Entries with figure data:
========
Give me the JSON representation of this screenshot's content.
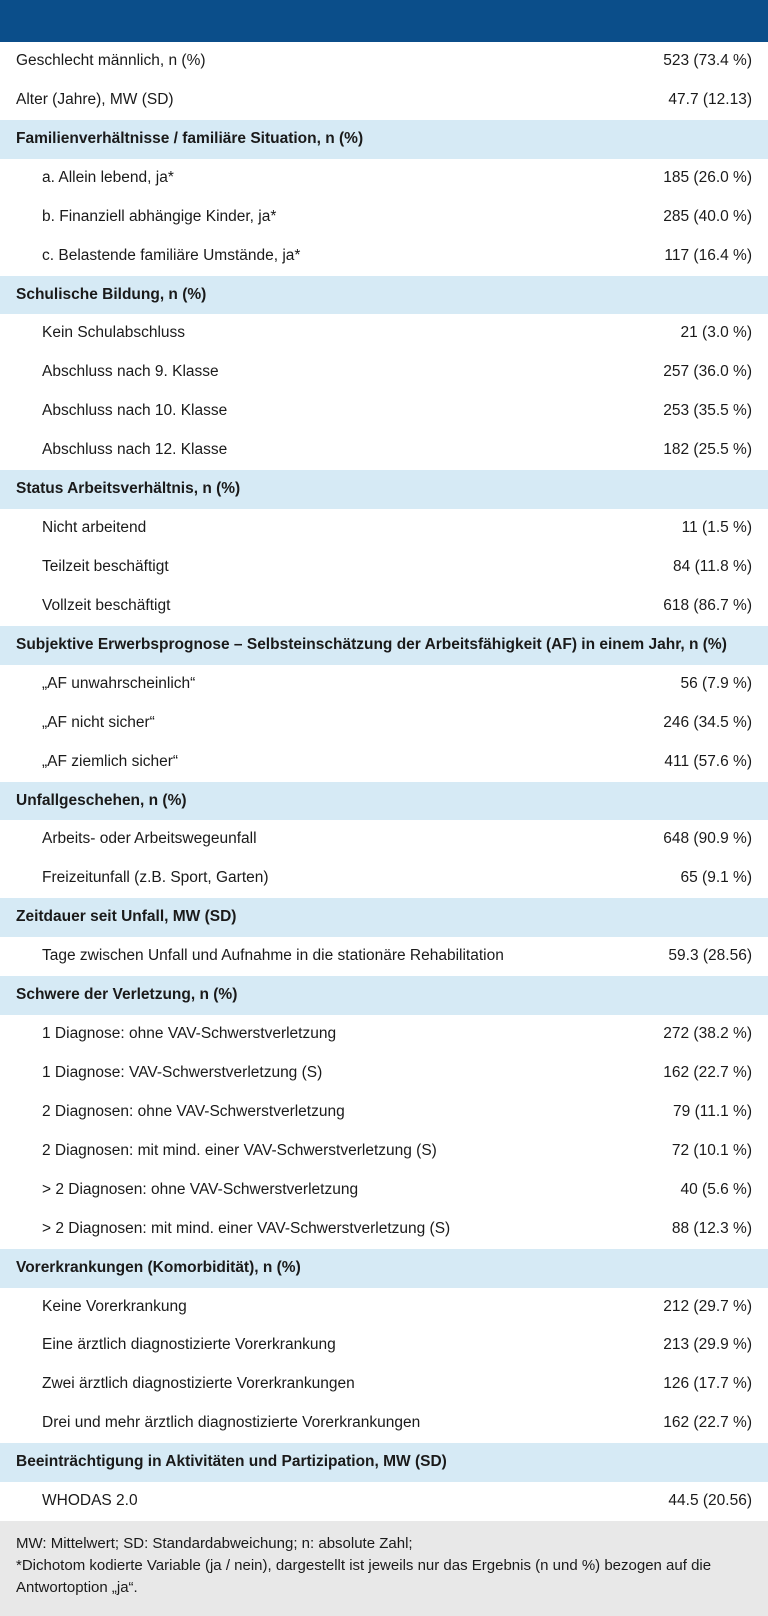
{
  "colors": {
    "topbar": "#0b4e8a",
    "section_bg": "#d6eaf5",
    "plain_bg": "#ffffff",
    "footnote_bg": "#e8e8e8",
    "text": "#1a1a1a"
  },
  "table": {
    "rows": [
      {
        "kind": "plain",
        "label": "Geschlecht männlich, n (%)",
        "value": "523 (73.4 %)"
      },
      {
        "kind": "plain",
        "label": "Alter (Jahre), MW (SD)",
        "value": "47.7 (12.13)"
      },
      {
        "kind": "section",
        "label": "Familienverhältnisse / familiäre Situation, n (%)",
        "value": ""
      },
      {
        "kind": "indent",
        "label": "a. Allein lebend, ja*",
        "value": "185 (26.0 %)"
      },
      {
        "kind": "indent",
        "label": "b. Finanziell abhängige Kinder, ja*",
        "value": "285 (40.0 %)"
      },
      {
        "kind": "indent",
        "label": "c. Belastende familiäre Umstände, ja*",
        "value": "117 (16.4 %)"
      },
      {
        "kind": "section",
        "label": "Schulische Bildung, n (%)",
        "value": ""
      },
      {
        "kind": "indent",
        "label": "Kein Schulabschluss",
        "value": "21 (3.0 %)"
      },
      {
        "kind": "indent",
        "label": "Abschluss nach 9. Klasse",
        "value": "257 (36.0 %)"
      },
      {
        "kind": "indent",
        "label": "Abschluss nach 10. Klasse",
        "value": "253 (35.5 %)"
      },
      {
        "kind": "indent",
        "label": "Abschluss nach 12. Klasse",
        "value": "182 (25.5 %)"
      },
      {
        "kind": "section",
        "label": "Status Arbeitsverhältnis, n (%)",
        "value": ""
      },
      {
        "kind": "indent",
        "label": "Nicht arbeitend",
        "value": "11 (1.5 %)"
      },
      {
        "kind": "indent",
        "label": "Teilzeit beschäftigt",
        "value": "84 (11.8 %)"
      },
      {
        "kind": "indent",
        "label": "Vollzeit beschäftigt",
        "value": "618 (86.7 %)"
      },
      {
        "kind": "section",
        "label": "Subjektive Erwerbsprognose – Selbsteinschätzung der Arbeitsfähigkeit (AF) in einem Jahr, n (%)",
        "value": ""
      },
      {
        "kind": "indent",
        "label": "„AF unwahrscheinlich“",
        "value": "56 (7.9 %)"
      },
      {
        "kind": "indent",
        "label": "„AF nicht sicher“",
        "value": "246 (34.5 %)"
      },
      {
        "kind": "indent",
        "label": "„AF ziemlich sicher“",
        "value": "411 (57.6 %)"
      },
      {
        "kind": "section",
        "label": "Unfallgeschehen, n (%)",
        "value": ""
      },
      {
        "kind": "indent",
        "label": "Arbeits- oder Arbeitswegeunfall",
        "value": "648 (90.9 %)"
      },
      {
        "kind": "indent",
        "label": "Freizeitunfall (z.B. Sport, Garten)",
        "value": "65 (9.1 %)"
      },
      {
        "kind": "section",
        "label": "Zeitdauer seit Unfall, MW (SD)",
        "value": ""
      },
      {
        "kind": "indent",
        "label": "Tage zwischen Unfall und Aufnahme in die stationäre Rehabilitation",
        "value": "59.3 (28.56)"
      },
      {
        "kind": "section",
        "label": "Schwere der Verletzung, n (%)",
        "value": ""
      },
      {
        "kind": "indent",
        "label": "1 Diagnose: ohne VAV-Schwerstverletzung",
        "value": "272 (38.2 %)"
      },
      {
        "kind": "indent",
        "label": "1 Diagnose: VAV-Schwerstverletzung (S)",
        "value": "162 (22.7 %)"
      },
      {
        "kind": "indent",
        "label": "2 Diagnosen: ohne VAV-Schwerstverletzung",
        "value": "79 (11.1 %)"
      },
      {
        "kind": "indent",
        "label": "2 Diagnosen: mit mind. einer VAV-Schwerstverletzung (S)",
        "value": "72 (10.1 %)"
      },
      {
        "kind": "indent",
        "label": "> 2 Diagnosen: ohne VAV-Schwerstverletzung",
        "value": "40 (5.6 %)"
      },
      {
        "kind": "indent",
        "label": "> 2 Diagnosen: mit mind. einer VAV-Schwerstverletzung (S)",
        "value": "88 (12.3 %)"
      },
      {
        "kind": "section",
        "label": "Vorerkrankungen (Komorbidität), n (%)",
        "value": ""
      },
      {
        "kind": "indent",
        "label": "Keine Vorerkrankung",
        "value": "212 (29.7 %)"
      },
      {
        "kind": "indent",
        "label": "Eine ärztlich diagnostizierte Vorerkrankung",
        "value": "213 (29.9 %)"
      },
      {
        "kind": "indent",
        "label": "Zwei ärztlich diagnostizierte Vorerkrankungen",
        "value": "126 (17.7 %)"
      },
      {
        "kind": "indent",
        "label": "Drei und mehr ärztlich diagnostizierte Vorerkrankungen",
        "value": "162 (22.7 %)"
      },
      {
        "kind": "section",
        "label": "Beeinträchtigung in Aktivitäten und Partizipation, MW (SD)",
        "value": ""
      },
      {
        "kind": "indent",
        "label": "WHODAS 2.0",
        "value": "44.5 (20.56)"
      }
    ]
  },
  "footnote": {
    "line1": "MW: Mittelwert; SD: Standardabweichung; n: absolute Zahl;",
    "line2": "*Dichotom kodierte Variable (ja / nein), dargestellt ist jeweils nur das Ergebnis (n und %) bezogen auf die Antwortoption „ja“."
  }
}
========
Leave out the pictures and copy the rest of the material above exactly.

Give me the JSON representation of this screenshot's content.
{
  "colors": {
    "topbar": "#0b4e8a",
    "section_bg": "#d6eaf5",
    "plain_bg": "#ffffff",
    "footnote_bg": "#e8e8e8",
    "text": "#1a1a1a"
  },
  "table": {
    "rows": [
      {
        "kind": "plain",
        "label": "Geschlecht männlich, n (%)",
        "value": "523 (73.4 %)"
      },
      {
        "kind": "plain",
        "label": "Alter (Jahre), MW (SD)",
        "value": "47.7 (12.13)"
      },
      {
        "kind": "section",
        "label": "Familienverhältnisse / familiäre Situation, n (%)",
        "value": ""
      },
      {
        "kind": "indent",
        "label": "a. Allein lebend, ja*",
        "value": "185 (26.0 %)"
      },
      {
        "kind": "indent",
        "label": "b. Finanziell abhängige Kinder, ja*",
        "value": "285 (40.0 %)"
      },
      {
        "kind": "indent",
        "label": "c. Belastende familiäre Umstände, ja*",
        "value": "117 (16.4 %)"
      },
      {
        "kind": "section",
        "label": "Schulische Bildung, n (%)",
        "value": ""
      },
      {
        "kind": "indent",
        "label": "Kein Schulabschluss",
        "value": "21 (3.0 %)"
      },
      {
        "kind": "indent",
        "label": "Abschluss nach 9. Klasse",
        "value": "257 (36.0 %)"
      },
      {
        "kind": "indent",
        "label": "Abschluss nach 10. Klasse",
        "value": "253 (35.5 %)"
      },
      {
        "kind": "indent",
        "label": "Abschluss nach 12. Klasse",
        "value": "182 (25.5 %)"
      },
      {
        "kind": "section",
        "label": "Status Arbeitsverhältnis, n (%)",
        "value": ""
      },
      {
        "kind": "indent",
        "label": "Nicht arbeitend",
        "value": "11 (1.5 %)"
      },
      {
        "kind": "indent",
        "label": "Teilzeit beschäftigt",
        "value": "84 (11.8 %)"
      },
      {
        "kind": "indent",
        "label": "Vollzeit beschäftigt",
        "value": "618 (86.7 %)"
      },
      {
        "kind": "section",
        "label": "Subjektive Erwerbsprognose – Selbsteinschätzung der Arbeitsfähigkeit (AF) in einem Jahr, n (%)",
        "value": ""
      },
      {
        "kind": "indent",
        "label": "„AF unwahrscheinlich“",
        "value": "56 (7.9 %)"
      },
      {
        "kind": "indent",
        "label": "„AF nicht sicher“",
        "value": "246 (34.5 %)"
      },
      {
        "kind": "indent",
        "label": "„AF ziemlich sicher“",
        "value": "411 (57.6 %)"
      },
      {
        "kind": "section",
        "label": "Unfallgeschehen, n (%)",
        "value": ""
      },
      {
        "kind": "indent",
        "label": "Arbeits- oder Arbeitswegeunfall",
        "value": "648 (90.9 %)"
      },
      {
        "kind": "indent",
        "label": "Freizeitunfall (z.B. Sport, Garten)",
        "value": "65 (9.1 %)"
      },
      {
        "kind": "section",
        "label": "Zeitdauer seit Unfall, MW (SD)",
        "value": ""
      },
      {
        "kind": "indent",
        "label": "Tage zwischen Unfall und Aufnahme in die stationäre Rehabilitation",
        "value": "59.3 (28.56)"
      },
      {
        "kind": "section",
        "label": "Schwere der Verletzung, n (%)",
        "value": ""
      },
      {
        "kind": "indent",
        "label": "1 Diagnose: ohne VAV-Schwerstverletzung",
        "value": "272 (38.2 %)"
      },
      {
        "kind": "indent",
        "label": "1 Diagnose: VAV-Schwerstverletzung (S)",
        "value": "162 (22.7 %)"
      },
      {
        "kind": "indent",
        "label": "2 Diagnosen: ohne VAV-Schwerstverletzung",
        "value": "79 (11.1 %)"
      },
      {
        "kind": "indent",
        "label": "2 Diagnosen: mit mind. einer VAV-Schwerstverletzung (S)",
        "value": "72 (10.1 %)"
      },
      {
        "kind": "indent",
        "label": "> 2 Diagnosen: ohne VAV-Schwerstverletzung",
        "value": "40 (5.6 %)"
      },
      {
        "kind": "indent",
        "label": "> 2 Diagnosen: mit mind. einer VAV-Schwerstverletzung (S)",
        "value": "88 (12.3 %)"
      },
      {
        "kind": "section",
        "label": "Vorerkrankungen (Komorbidität), n (%)",
        "value": ""
      },
      {
        "kind": "indent",
        "label": "Keine Vorerkrankung",
        "value": "212 (29.7 %)"
      },
      {
        "kind": "indent",
        "label": "Eine ärztlich diagnostizierte Vorerkrankung",
        "value": "213 (29.9 %)"
      },
      {
        "kind": "indent",
        "label": "Zwei ärztlich diagnostizierte Vorerkrankungen",
        "value": "126 (17.7 %)"
      },
      {
        "kind": "indent",
        "label": "Drei und mehr ärztlich diagnostizierte Vorerkrankungen",
        "value": "162 (22.7 %)"
      },
      {
        "kind": "section",
        "label": "Beeinträchtigung in Aktivitäten und Partizipation, MW (SD)",
        "value": ""
      },
      {
        "kind": "indent",
        "label": "WHODAS 2.0",
        "value": "44.5 (20.56)"
      }
    ]
  },
  "footnote": {
    "line1": "MW: Mittelwert; SD: Standardabweichung; n: absolute Zahl;",
    "line2": "*Dichotom kodierte Variable (ja / nein), dargestellt ist jeweils nur das Ergebnis (n und %) bezogen auf die Antwortoption „ja“."
  }
}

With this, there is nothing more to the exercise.